▸ Problem description: Exclude the pictures, then copy all remaining records exactly.
★ ★ ★ ★ ★ ★ ★
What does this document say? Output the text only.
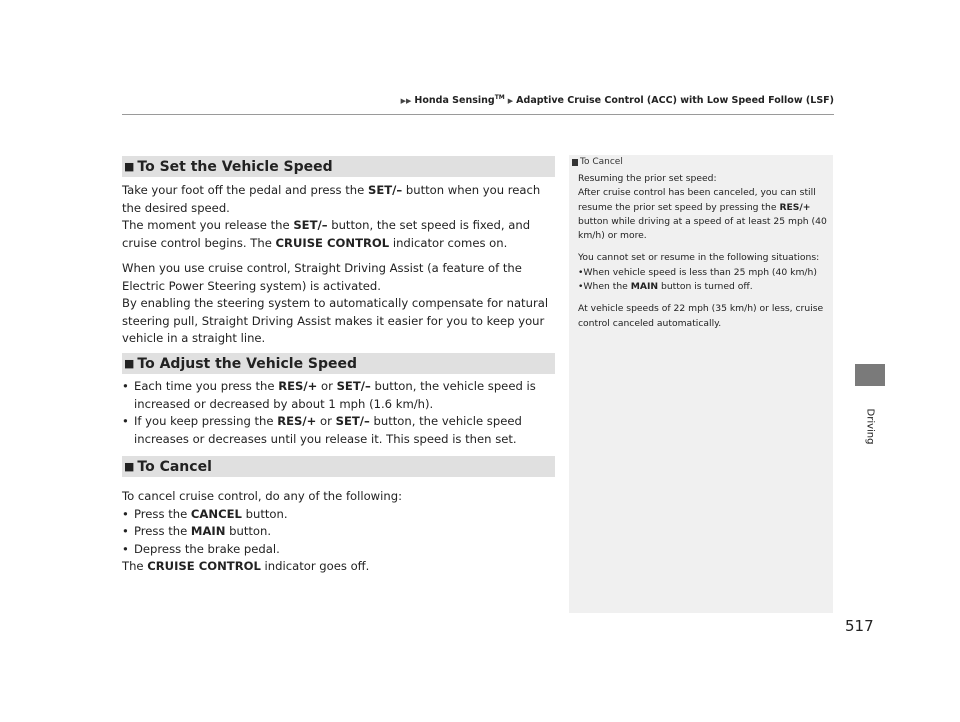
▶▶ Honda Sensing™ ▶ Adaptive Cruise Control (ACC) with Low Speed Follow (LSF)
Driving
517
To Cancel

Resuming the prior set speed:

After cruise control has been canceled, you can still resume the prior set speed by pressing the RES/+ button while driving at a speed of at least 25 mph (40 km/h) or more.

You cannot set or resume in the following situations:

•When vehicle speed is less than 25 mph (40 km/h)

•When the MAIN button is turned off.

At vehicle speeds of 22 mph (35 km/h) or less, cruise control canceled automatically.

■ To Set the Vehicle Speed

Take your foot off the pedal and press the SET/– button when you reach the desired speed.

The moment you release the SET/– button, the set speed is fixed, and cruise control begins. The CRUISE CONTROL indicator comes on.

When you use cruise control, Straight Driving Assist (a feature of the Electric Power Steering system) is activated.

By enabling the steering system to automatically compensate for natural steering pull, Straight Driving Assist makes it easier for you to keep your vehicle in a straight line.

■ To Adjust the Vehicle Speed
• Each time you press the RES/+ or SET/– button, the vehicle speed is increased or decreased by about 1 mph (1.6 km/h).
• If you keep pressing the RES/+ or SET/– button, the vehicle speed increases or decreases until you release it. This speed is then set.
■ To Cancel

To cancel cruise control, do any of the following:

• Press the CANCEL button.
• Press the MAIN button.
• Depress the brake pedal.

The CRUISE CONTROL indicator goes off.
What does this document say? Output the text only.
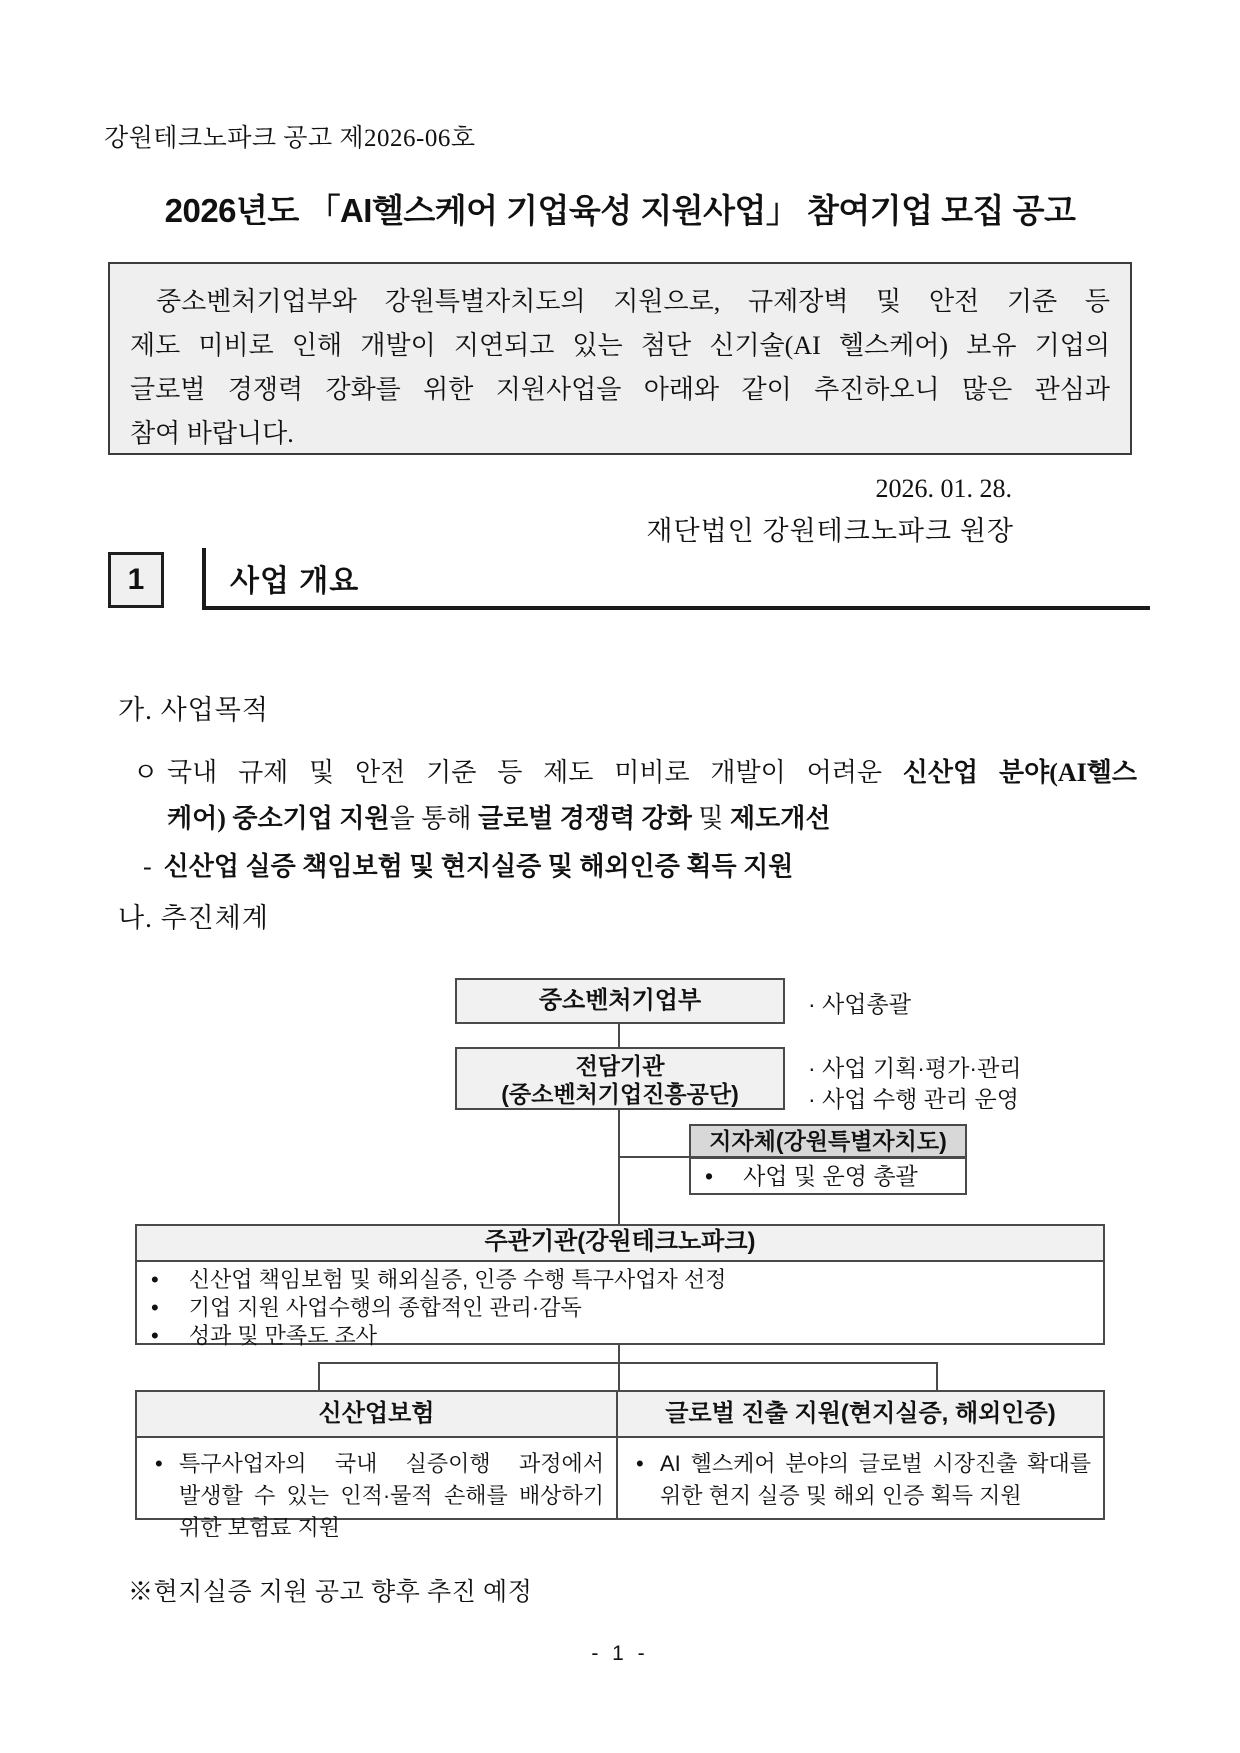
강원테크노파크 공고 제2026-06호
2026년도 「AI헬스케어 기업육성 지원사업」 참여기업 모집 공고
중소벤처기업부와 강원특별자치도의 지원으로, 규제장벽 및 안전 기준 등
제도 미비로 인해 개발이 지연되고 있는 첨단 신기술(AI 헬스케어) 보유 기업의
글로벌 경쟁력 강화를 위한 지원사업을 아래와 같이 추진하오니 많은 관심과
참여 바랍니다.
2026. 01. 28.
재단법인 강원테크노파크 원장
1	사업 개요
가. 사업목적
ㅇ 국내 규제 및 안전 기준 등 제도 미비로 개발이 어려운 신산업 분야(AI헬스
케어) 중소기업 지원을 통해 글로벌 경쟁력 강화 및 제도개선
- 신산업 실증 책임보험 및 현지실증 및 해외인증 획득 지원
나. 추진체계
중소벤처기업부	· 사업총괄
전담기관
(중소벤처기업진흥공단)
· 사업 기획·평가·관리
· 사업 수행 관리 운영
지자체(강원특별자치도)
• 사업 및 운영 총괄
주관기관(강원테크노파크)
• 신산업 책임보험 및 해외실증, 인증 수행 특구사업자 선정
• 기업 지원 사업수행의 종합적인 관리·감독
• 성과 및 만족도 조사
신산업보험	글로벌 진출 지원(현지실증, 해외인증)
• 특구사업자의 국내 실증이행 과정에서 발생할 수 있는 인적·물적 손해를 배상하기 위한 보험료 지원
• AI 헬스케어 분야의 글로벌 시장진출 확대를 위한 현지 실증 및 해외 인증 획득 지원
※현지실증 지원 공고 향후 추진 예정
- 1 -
★ ★ ★ ★ ★ ★ ★
▸ Response to the task:
What does this document say? Output the text only.
▶▶ Honda Sensing™ ▶ Adaptive Cruise Control (ACC) with Low Speed Follow (LSF)
Driving
517
To Cancel

Resuming the prior set speed:

After cruise control has been canceled, you can still resume the prior set speed by pressing the RES/+ button while driving at a speed of at least 25 mph (40 km/h) or more.

You cannot set or resume in the following situations:

•When vehicle speed is less than 25 mph (40 km/h)

•When the MAIN button is turned off.

At vehicle speeds of 22 mph (35 km/h) or less, cruise control canceled automatically.

■ To Set the Vehicle Speed

Take your foot off the pedal and press the SET/– button when you reach the desired speed.

The moment you release the SET/– button, the set speed is fixed, and cruise control begins. The CRUISE CONTROL indicator comes on.

When you use cruise control, Straight Driving Assist (a feature of the Electric Power Steering system) is activated.

By enabling the steering system to automatically compensate for natural steering pull, Straight Driving Assist makes it easier for you to keep your vehicle in a straight line.

■ To Adjust the Vehicle Speed
• Each time you press the RES/+ or SET/– button, the vehicle speed is increased or decreased by about 1 mph (1.6 km/h).
• If you keep pressing the RES/+ or SET/– button, the vehicle speed increases or decreases until you release it. This speed is then set.
■ To Cancel

To cancel cruise control, do any of the following:

• Press the CANCEL button.
• Press the MAIN button.
• Depress the brake pedal.

The CRUISE CONTROL indicator goes off.
What does this document say? Output the text only.
강원테크노파크 공고 제2026-06호
2026년도 「AI헬스케어 기업육성 지원사업」 참여기업 모집 공고
중소벤처기업부와 강원특별자치도의 지원으로, 규제장벽 및 안전 기준 등
제도 미비로 인해 개발이 지연되고 있는 첨단 신기술(AI 헬스케어) 보유 기업의
글로벌 경쟁력 강화를 위한 지원사업을 아래와 같이 추진하오니 많은 관심과
참여 바랍니다.
2026. 01. 28.
재단법인 강원테크노파크 원장
1	사업 개요
가. 사업목적
ㅇ 국내 규제 및 안전 기준 등 제도 미비로 개발이 어려운 신산업 분야(AI헬스
케어) 중소기업 지원을 통해 글로벌 경쟁력 강화 및 제도개선
- 신산업 실증 책임보험 및 현지실증 및 해외인증 획득 지원
나. 추진체계
중소벤처기업부	· 사업총괄
전담기관
(중소벤처기업진흥공단)
· 사업 기획·평가·관리
· 사업 수행 관리 운영
지자체(강원특별자치도)
• 사업 및 운영 총괄
주관기관(강원테크노파크)
• 신산업 책임보험 및 해외실증, 인증 수행 특구사업자 선정
• 기업 지원 사업수행의 종합적인 관리·감독
• 성과 및 만족도 조사
신산업보험	글로벌 진출 지원(현지실증, 해외인증)
• 특구사업자의 국내 실증이행 과정에서 발생할 수 있는 인적·물적 손해를 배상하기 위한 보험료 지원
• AI 헬스케어 분야의 글로벌 시장진출 확대를 위한 현지 실증 및 해외 인증 획득 지원
※현지실증 지원 공고 향후 추진 예정
- 1 -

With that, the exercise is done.